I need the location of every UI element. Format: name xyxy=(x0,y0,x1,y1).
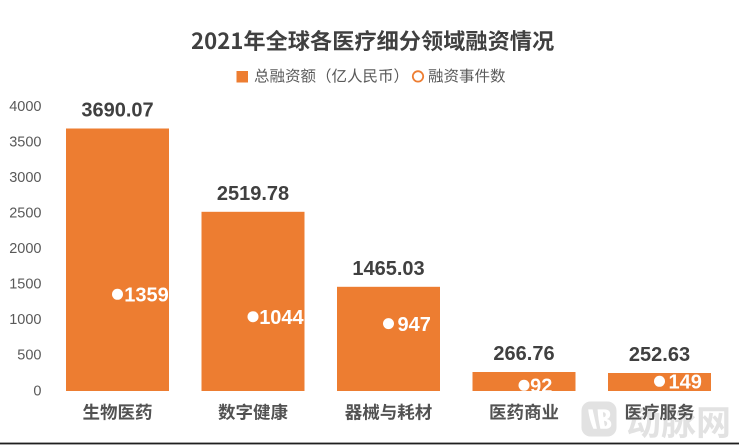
svg-text:1000: 1000 xyxy=(9,312,41,328)
svg-text:3690.07: 3690.07 xyxy=(81,100,153,122)
svg-text:1044: 1044 xyxy=(259,307,304,329)
svg-text:2519.78: 2519.78 xyxy=(217,183,289,205)
svg-text:4000: 4000 xyxy=(9,99,41,115)
svg-text:2000: 2000 xyxy=(9,241,41,257)
svg-text:1359: 1359 xyxy=(124,285,169,307)
svg-text:92: 92 xyxy=(530,376,552,398)
svg-text:1465.03: 1465.03 xyxy=(352,258,424,280)
svg-text:252.63: 252.63 xyxy=(629,344,690,366)
svg-text:500: 500 xyxy=(17,348,41,364)
svg-text:947: 947 xyxy=(398,314,431,336)
svg-text:2500: 2500 xyxy=(9,206,41,222)
svg-text:3500: 3500 xyxy=(9,134,41,150)
svg-text:266.76: 266.76 xyxy=(493,343,554,365)
svg-text:149: 149 xyxy=(669,372,702,394)
svg-text:0: 0 xyxy=(33,383,41,399)
svg-text:1500: 1500 xyxy=(9,277,41,293)
svg-text:3000: 3000 xyxy=(9,170,41,186)
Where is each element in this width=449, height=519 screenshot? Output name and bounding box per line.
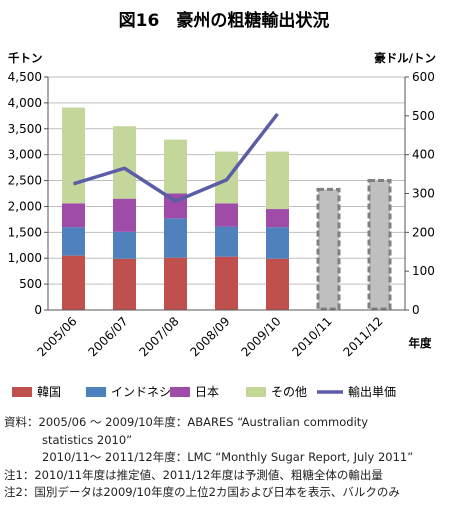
——
**Die Anfrage**:
Wiederholen Sie wortgetreu die Zeilen von der ersten Zeile bis einschließlich der Zeile, die „svg-text:2000: 2000 xyxy=(9,241,41,257)“ enthält. Lassen Sie die Bilder in Ihrer Antwort weg.

**Vollständige Antwort**:
I need the location of every UI element. Format: name xyxy=(x0,y0,x1,y1).
svg-text:1000: 1000 xyxy=(9,312,41,328)
svg-text:3690.07: 3690.07 xyxy=(81,100,153,122)
svg-text:1044: 1044 xyxy=(259,307,304,329)
svg-text:2519.78: 2519.78 xyxy=(217,183,289,205)
svg-text:4000: 4000 xyxy=(9,99,41,115)
svg-text:2000: 2000 xyxy=(9,241,41,257)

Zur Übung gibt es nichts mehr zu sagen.